START SUPPLIED RECORDS

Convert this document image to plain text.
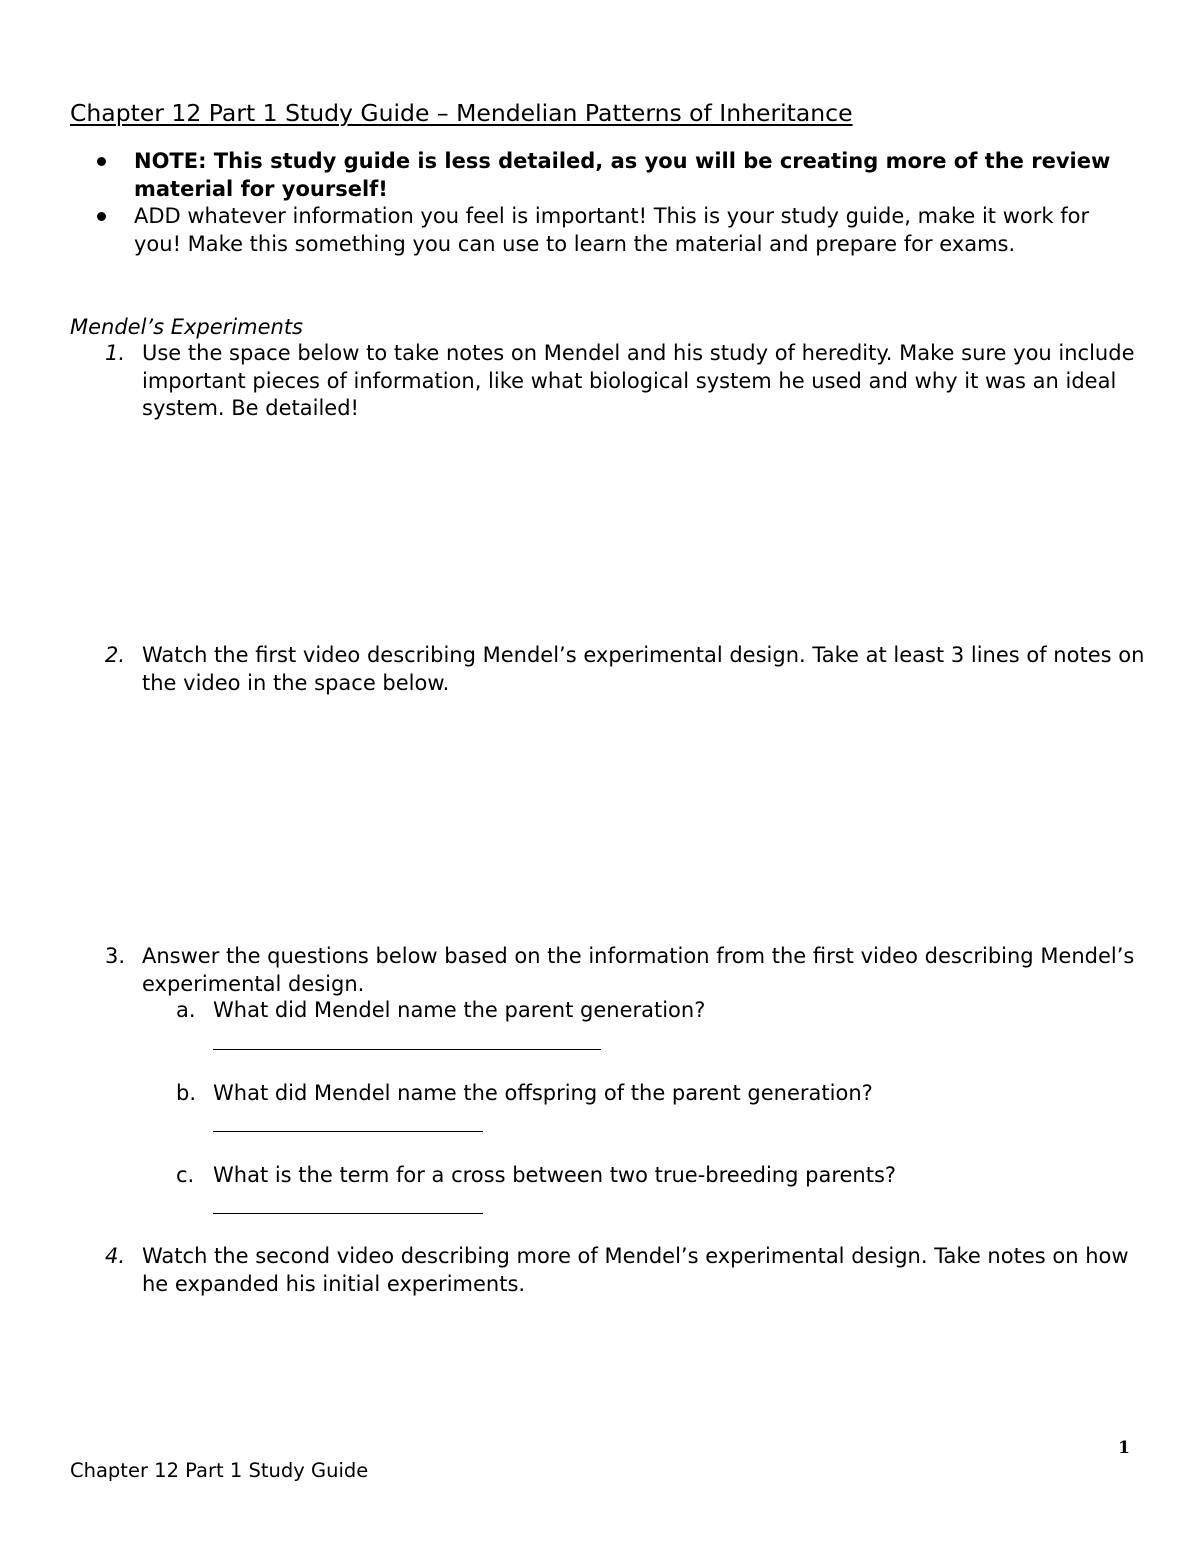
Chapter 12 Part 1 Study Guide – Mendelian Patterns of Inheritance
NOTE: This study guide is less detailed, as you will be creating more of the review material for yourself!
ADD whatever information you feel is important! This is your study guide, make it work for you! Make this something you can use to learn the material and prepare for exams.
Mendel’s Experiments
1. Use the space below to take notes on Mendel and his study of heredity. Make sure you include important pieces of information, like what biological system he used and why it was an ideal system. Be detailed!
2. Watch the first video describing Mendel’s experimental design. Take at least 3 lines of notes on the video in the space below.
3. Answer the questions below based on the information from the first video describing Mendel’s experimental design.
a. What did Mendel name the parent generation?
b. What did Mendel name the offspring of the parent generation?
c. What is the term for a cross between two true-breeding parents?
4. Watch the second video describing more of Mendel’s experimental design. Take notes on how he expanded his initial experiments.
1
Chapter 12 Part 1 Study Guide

END SUPPLIED RECORDS

_AIM_. Write out every line of the listing that holds the word "space".

_PROBLEM SOLUTION_.
1. Use the space below to take notes on Mendel and his study of heredity. Make sure you include important pieces of information, like what biological system he used and why it was an ideal system. Be detailed!
2. Watch the first video describing Mendel’s experimental design. Take at least 3 lines of notes on the video in the space below.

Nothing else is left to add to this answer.